Problem requirements ▸
Locate all lines in the data below that hold "content" and show them.

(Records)
------------------------------------------------------------------------

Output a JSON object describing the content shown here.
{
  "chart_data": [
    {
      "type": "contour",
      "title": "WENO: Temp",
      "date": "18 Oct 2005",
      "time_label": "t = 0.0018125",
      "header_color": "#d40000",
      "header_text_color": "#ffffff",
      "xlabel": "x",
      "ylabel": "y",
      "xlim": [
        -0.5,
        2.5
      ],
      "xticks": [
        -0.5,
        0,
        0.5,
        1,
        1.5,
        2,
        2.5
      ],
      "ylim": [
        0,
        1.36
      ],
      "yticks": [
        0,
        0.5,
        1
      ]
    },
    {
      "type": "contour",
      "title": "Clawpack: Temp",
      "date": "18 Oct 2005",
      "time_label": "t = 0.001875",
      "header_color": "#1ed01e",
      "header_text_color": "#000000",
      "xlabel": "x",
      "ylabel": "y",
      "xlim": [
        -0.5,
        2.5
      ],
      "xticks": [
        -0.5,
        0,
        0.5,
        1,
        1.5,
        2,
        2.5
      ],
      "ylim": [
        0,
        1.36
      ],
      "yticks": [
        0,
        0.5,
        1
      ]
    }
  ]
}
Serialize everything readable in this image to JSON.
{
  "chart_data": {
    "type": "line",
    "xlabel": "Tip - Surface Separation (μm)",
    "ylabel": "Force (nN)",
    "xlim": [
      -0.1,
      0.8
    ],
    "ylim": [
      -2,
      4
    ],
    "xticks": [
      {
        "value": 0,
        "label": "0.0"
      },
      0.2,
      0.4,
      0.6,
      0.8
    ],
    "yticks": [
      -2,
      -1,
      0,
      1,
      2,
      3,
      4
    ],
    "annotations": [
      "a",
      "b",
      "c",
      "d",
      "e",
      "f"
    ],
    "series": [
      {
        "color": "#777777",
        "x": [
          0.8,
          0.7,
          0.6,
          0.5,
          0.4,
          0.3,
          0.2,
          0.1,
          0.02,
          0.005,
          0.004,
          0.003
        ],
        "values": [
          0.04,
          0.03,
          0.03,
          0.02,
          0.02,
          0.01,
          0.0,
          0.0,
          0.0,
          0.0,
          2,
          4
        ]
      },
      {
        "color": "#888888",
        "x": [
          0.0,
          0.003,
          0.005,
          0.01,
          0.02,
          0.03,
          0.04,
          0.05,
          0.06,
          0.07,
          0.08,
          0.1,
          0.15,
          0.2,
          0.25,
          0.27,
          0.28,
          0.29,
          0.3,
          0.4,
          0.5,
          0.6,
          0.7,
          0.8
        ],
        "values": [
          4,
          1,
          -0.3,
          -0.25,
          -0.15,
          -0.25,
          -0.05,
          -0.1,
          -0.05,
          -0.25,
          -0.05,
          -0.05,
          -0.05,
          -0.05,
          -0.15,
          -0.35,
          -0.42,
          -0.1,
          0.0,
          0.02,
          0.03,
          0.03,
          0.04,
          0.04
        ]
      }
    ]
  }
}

------------------------------------------------------------------------

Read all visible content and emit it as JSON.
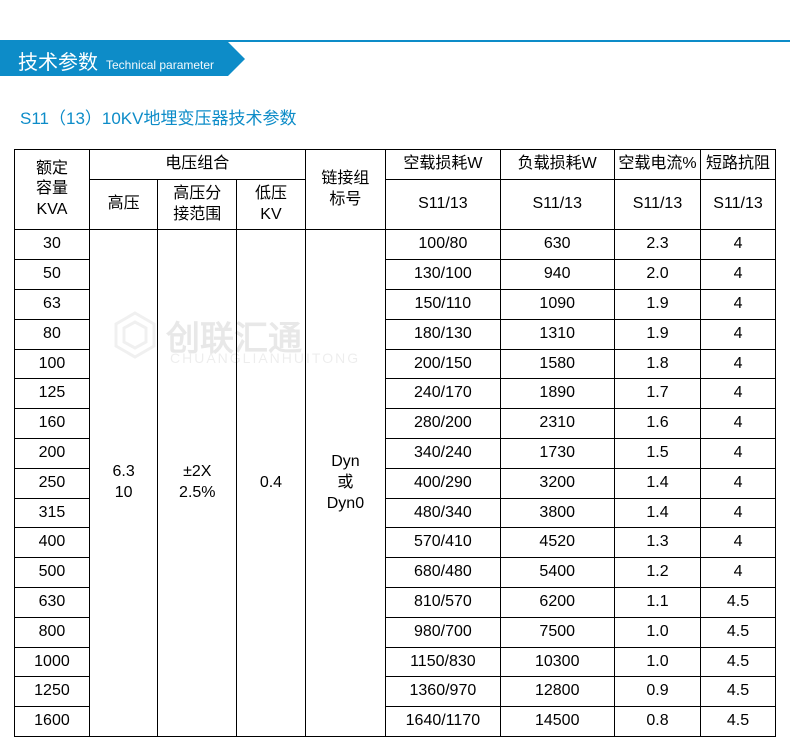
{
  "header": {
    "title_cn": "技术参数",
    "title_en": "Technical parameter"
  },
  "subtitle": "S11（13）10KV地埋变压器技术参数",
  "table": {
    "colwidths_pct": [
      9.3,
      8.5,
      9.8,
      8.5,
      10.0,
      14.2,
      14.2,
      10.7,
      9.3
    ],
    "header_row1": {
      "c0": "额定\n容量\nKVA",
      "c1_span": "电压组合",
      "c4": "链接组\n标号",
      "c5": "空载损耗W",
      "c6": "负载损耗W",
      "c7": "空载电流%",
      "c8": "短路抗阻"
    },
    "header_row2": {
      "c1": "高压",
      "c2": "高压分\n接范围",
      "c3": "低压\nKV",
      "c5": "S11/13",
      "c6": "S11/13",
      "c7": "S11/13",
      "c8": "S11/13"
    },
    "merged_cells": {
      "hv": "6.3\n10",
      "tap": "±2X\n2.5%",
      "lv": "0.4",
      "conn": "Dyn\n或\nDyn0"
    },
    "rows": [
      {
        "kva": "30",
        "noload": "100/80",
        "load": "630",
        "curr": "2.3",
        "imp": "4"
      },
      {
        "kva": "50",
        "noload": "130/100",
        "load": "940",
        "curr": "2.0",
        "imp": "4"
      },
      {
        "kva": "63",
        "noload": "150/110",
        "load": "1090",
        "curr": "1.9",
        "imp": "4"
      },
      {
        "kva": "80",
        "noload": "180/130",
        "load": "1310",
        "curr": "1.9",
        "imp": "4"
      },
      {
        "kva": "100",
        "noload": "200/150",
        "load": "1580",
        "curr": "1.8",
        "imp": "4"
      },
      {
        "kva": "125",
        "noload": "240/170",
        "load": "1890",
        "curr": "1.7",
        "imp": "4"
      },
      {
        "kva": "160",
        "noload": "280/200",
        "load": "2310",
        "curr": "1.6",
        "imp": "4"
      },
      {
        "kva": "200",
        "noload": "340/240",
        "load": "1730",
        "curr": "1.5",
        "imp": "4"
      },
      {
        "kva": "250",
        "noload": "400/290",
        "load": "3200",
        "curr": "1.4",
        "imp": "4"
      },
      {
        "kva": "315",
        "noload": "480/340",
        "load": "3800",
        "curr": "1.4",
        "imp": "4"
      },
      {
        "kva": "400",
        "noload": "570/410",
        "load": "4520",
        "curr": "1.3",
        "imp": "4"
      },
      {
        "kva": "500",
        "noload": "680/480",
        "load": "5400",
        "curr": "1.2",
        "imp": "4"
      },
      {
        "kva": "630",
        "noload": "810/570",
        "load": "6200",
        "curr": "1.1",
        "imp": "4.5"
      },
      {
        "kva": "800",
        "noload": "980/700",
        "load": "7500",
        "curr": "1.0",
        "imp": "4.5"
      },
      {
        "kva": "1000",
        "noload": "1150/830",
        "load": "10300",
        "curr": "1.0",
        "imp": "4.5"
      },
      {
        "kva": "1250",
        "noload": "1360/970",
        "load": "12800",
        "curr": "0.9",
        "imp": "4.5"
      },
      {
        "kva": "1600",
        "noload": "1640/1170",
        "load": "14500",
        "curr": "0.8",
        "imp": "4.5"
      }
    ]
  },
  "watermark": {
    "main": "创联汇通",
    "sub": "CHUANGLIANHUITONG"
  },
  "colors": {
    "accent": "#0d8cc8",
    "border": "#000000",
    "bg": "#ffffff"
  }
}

------------------------------------------------------------------------

Result of this task ▸
Output a JSON object describing the content shown here.
Read all visible content and emit it as JSON.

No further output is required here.